>> Start Data to process
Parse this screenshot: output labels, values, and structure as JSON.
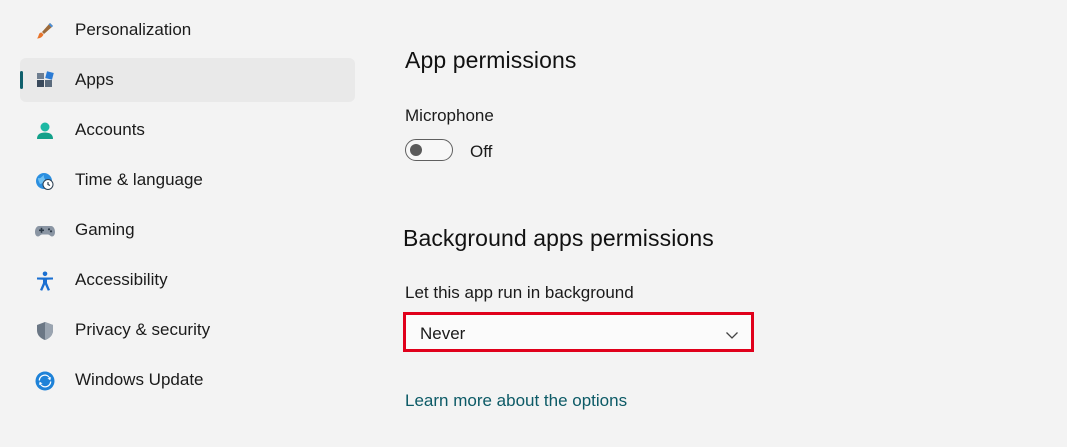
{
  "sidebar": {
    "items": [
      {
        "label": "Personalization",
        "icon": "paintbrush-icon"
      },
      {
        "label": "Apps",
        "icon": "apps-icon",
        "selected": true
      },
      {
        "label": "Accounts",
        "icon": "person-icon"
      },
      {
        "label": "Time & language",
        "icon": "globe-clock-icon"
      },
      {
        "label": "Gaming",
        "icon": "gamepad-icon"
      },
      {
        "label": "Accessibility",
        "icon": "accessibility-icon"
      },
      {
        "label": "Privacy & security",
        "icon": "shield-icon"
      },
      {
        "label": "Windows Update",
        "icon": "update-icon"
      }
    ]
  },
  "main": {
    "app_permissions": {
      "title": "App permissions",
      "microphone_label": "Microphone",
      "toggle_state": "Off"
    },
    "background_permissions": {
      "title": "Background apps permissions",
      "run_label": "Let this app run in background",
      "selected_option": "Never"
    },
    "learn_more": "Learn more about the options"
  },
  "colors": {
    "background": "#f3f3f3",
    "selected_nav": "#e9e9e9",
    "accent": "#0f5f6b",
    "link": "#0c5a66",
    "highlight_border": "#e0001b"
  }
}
>> End Data to process
>> Start Data to process
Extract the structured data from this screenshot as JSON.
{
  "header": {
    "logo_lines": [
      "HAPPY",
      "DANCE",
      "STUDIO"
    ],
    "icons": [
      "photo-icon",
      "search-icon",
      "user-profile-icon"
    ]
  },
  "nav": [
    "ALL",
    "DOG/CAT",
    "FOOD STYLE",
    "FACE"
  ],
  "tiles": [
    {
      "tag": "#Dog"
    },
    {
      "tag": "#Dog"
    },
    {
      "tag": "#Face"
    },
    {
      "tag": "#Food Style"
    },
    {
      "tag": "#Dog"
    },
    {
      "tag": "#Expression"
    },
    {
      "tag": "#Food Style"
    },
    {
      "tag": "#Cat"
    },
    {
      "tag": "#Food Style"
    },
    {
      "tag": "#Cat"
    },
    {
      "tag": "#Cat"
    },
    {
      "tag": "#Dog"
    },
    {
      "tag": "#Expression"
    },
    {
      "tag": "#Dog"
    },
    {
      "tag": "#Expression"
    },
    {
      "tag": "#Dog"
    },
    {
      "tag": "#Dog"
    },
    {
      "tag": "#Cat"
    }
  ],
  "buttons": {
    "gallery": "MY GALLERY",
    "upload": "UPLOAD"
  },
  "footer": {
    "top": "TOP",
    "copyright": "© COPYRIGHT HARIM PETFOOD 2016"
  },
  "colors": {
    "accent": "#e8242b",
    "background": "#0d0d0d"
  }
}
>> End Data to process
**Given problem**
Provide only the count of lines in the data above that include the string "title".

**Task response**
2